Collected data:
───

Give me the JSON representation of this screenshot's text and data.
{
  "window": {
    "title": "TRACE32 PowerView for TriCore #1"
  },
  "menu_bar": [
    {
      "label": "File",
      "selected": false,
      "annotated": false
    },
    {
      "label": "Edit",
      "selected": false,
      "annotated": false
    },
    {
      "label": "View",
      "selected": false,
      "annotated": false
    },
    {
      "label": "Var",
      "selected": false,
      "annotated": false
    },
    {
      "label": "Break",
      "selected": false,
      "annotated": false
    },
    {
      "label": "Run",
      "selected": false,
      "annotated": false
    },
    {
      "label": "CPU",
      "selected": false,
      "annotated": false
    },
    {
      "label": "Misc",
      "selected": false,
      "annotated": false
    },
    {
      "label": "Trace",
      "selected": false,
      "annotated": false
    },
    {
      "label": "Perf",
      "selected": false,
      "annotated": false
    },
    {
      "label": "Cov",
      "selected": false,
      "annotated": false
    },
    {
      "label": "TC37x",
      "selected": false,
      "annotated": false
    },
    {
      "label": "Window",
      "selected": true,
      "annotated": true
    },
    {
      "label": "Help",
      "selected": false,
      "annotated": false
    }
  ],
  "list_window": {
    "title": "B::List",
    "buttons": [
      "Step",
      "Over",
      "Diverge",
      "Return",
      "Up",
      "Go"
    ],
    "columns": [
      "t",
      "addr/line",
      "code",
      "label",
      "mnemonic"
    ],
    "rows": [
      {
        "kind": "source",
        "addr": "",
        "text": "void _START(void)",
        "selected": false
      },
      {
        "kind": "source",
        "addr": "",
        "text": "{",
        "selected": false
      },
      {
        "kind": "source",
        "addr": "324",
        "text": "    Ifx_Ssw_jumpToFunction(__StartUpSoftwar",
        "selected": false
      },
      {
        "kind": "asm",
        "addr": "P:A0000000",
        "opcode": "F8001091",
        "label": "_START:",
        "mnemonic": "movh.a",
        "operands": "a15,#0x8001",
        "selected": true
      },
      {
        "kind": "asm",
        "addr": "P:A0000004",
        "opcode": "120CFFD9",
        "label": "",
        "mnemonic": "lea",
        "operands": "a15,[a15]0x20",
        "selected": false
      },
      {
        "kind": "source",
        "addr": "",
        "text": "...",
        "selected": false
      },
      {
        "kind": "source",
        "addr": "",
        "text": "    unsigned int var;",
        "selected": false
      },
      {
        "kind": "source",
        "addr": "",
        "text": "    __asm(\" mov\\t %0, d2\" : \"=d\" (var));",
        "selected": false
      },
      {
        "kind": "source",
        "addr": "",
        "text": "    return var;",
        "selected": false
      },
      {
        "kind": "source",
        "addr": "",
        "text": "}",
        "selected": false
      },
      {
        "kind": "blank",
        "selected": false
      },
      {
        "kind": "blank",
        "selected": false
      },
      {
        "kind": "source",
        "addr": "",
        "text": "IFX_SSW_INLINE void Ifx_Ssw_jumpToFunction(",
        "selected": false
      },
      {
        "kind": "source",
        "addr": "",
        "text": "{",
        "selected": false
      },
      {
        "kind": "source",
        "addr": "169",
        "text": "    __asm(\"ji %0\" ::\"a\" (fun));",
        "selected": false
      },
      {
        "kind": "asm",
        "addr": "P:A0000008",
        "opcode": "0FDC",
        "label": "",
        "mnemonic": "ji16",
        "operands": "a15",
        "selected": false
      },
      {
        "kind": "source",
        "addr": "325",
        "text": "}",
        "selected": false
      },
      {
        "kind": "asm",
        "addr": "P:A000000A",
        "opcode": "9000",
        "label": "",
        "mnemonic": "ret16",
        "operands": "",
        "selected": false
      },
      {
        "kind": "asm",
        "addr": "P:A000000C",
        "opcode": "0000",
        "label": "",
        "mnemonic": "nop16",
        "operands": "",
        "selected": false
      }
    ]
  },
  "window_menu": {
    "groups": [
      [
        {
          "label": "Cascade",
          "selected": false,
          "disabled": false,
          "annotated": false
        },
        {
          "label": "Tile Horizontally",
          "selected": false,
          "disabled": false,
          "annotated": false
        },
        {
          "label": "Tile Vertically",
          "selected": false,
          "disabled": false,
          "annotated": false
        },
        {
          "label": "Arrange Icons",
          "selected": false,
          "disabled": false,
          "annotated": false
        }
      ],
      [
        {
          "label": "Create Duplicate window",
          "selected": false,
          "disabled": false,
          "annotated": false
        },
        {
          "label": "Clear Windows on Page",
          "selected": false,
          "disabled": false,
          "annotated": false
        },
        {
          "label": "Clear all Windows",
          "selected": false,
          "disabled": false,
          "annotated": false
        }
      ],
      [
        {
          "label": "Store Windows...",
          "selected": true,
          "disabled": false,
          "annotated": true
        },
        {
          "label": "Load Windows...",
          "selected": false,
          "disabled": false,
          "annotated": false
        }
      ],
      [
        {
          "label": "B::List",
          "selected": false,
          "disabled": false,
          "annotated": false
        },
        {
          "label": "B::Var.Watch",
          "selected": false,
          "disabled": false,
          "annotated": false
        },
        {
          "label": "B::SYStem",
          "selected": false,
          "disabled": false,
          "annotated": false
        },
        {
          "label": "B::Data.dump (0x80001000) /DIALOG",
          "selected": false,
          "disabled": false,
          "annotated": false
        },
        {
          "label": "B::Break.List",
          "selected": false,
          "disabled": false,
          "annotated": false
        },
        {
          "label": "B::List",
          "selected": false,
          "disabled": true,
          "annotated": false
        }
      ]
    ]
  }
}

───

**WHAT THIS TASK INVOLVES**. Send back all of the entries exactly, with nothing missing.

**RESPONSE TO THE TASK**.
Give me the JSON representation of this screenshot's text and data.
{
  "window": {
    "title": "TRACE32 PowerView for TriCore #1"
  },
  "menu_bar": [
    {
      "label": "File",
      "selected": false,
      "annotated": false
    },
    {
      "label": "Edit",
      "selected": false,
      "annotated": false
    },
    {
      "label": "View",
      "selected": false,
      "annotated": false
    },
    {
      "label": "Var",
      "selected": false,
      "annotated": false
    },
    {
      "label": "Break",
      "selected": false,
      "annotated": false
    },
    {
      "label": "Run",
      "selected": false,
      "annotated": false
    },
    {
      "label": "CPU",
      "selected": false,
      "annotated": false
    },
    {
      "label": "Misc",
      "selected": false,
      "annotated": false
    },
    {
      "label": "Trace",
      "selected": false,
      "annotated": false
    },
    {
      "label": "Perf",
      "selected": false,
      "annotated": false
    },
    {
      "label": "Cov",
      "selected": false,
      "annotated": false
    },
    {
      "label": "TC37x",
      "selected": false,
      "annotated": false
    },
    {
      "label": "Window",
      "selected": true,
      "annotated": true
    },
    {
      "label": "Help",
      "selected": false,
      "annotated": false
    }
  ],
  "list_window": {
    "title": "B::List",
    "buttons": [
      "Step",
      "Over",
      "Diverge",
      "Return",
      "Up",
      "Go"
    ],
    "columns": [
      "t",
      "addr/line",
      "code",
      "label",
      "mnemonic"
    ],
    "rows": [
      {
        "kind": "source",
        "addr": "",
        "text": "void _START(void)",
        "selected": false
      },
      {
        "kind": "source",
        "addr": "",
        "text": "{",
        "selected": false
      },
      {
        "kind": "source",
        "addr": "324",
        "text": "    Ifx_Ssw_jumpToFunction(__StartUpSoftwar",
        "selected": false
      },
      {
        "kind": "asm",
        "addr": "P:A0000000",
        "opcode": "F8001091",
        "label": "_START:",
        "mnemonic": "movh.a",
        "operands": "a15,#0x8001",
        "selected": true
      },
      {
        "kind": "asm",
        "addr": "P:A0000004",
        "opcode": "120CFFD9",
        "label": "",
        "mnemonic": "lea",
        "operands": "a15,[a15]0x20",
        "selected": false
      },
      {
        "kind": "source",
        "addr": "",
        "text": "...",
        "selected": false
      },
      {
        "kind": "source",
        "addr": "",
        "text": "    unsigned int var;",
        "selected": false
      },
      {
        "kind": "source",
        "addr": "",
        "text": "    __asm(\" mov\\t %0, d2\" : \"=d\" (var));",
        "selected": false
      },
      {
        "kind": "source",
        "addr": "",
        "text": "    return var;",
        "selected": false
      },
      {
        "kind": "source",
        "addr": "",
        "text": "}",
        "selected": false
      },
      {
        "kind": "blank",
        "selected": false
      },
      {
        "kind": "blank",
        "selected": false
      },
      {
        "kind": "source",
        "addr": "",
        "text": "IFX_SSW_INLINE void Ifx_Ssw_jumpToFunction(",
        "selected": false
      },
      {
        "kind": "source",
        "addr": "",
        "text": "{",
        "selected": false
      },
      {
        "kind": "source",
        "addr": "169",
        "text": "    __asm(\"ji %0\" ::\"a\" (fun));",
        "selected": false
      },
      {
        "kind": "asm",
        "addr": "P:A0000008",
        "opcode": "0FDC",
        "label": "",
        "mnemonic": "ji16",
        "operands": "a15",
        "selected": false
      },
      {
        "kind": "source",
        "addr": "325",
        "text": "}",
        "selected": false
      },
      {
        "kind": "asm",
        "addr": "P:A000000A",
        "opcode": "9000",
        "label": "",
        "mnemonic": "ret16",
        "operands": "",
        "selected": false
      },
      {
        "kind": "asm",
        "addr": "P:A000000C",
        "opcode": "0000",
        "label": "",
        "mnemonic": "nop16",
        "operands": "",
        "selected": false
      }
    ]
  },
  "window_menu": {
    "groups": [
      [
        {
          "label": "Cascade",
          "selected": false,
          "disabled": false,
          "annotated": false
        },
        {
          "label": "Tile Horizontally",
          "selected": false,
          "disabled": false,
          "annotated": false
        },
        {
          "label": "Tile Vertically",
          "selected": false,
          "disabled": false,
          "annotated": false
        },
        {
          "label": "Arrange Icons",
          "selected": false,
          "disabled": false,
          "annotated": false
        }
      ],
      [
        {
          "label": "Create Duplicate window",
          "selected": false,
          "disabled": false,
          "annotated": false
        },
        {
          "label": "Clear Windows on Page",
          "selected": false,
          "disabled": false,
          "annotated": false
        },
        {
          "label": "Clear all Windows",
          "selected": false,
          "disabled": false,
          "annotated": false
        }
      ],
      [
        {
          "label": "Store Windows...",
          "selected": true,
          "disabled": false,
          "annotated": true
        },
        {
          "label": "Load Windows...",
          "selected": false,
          "disabled": false,
          "annotated": false
        }
      ],
      [
        {
          "label": "B::List",
          "selected": false,
          "disabled": false,
          "annotated": false
        },
        {
          "label": "B::Var.Watch",
          "selected": false,
          "disabled": false,
          "annotated": false
        },
        {
          "label": "B::SYStem",
          "selected": false,
          "disabled": false,
          "annotated": false
        },
        {
          "label": "B::Data.dump (0x80001000) /DIALOG",
          "selected": false,
          "disabled": false,
          "annotated": false
        },
        {
          "label": "B::Break.List",
          "selected": false,
          "disabled": false,
          "annotated": false
        },
        {
          "label": "B::List",
          "selected": false,
          "disabled": true,
          "annotated": false
        }
      ]
    ]
  }
}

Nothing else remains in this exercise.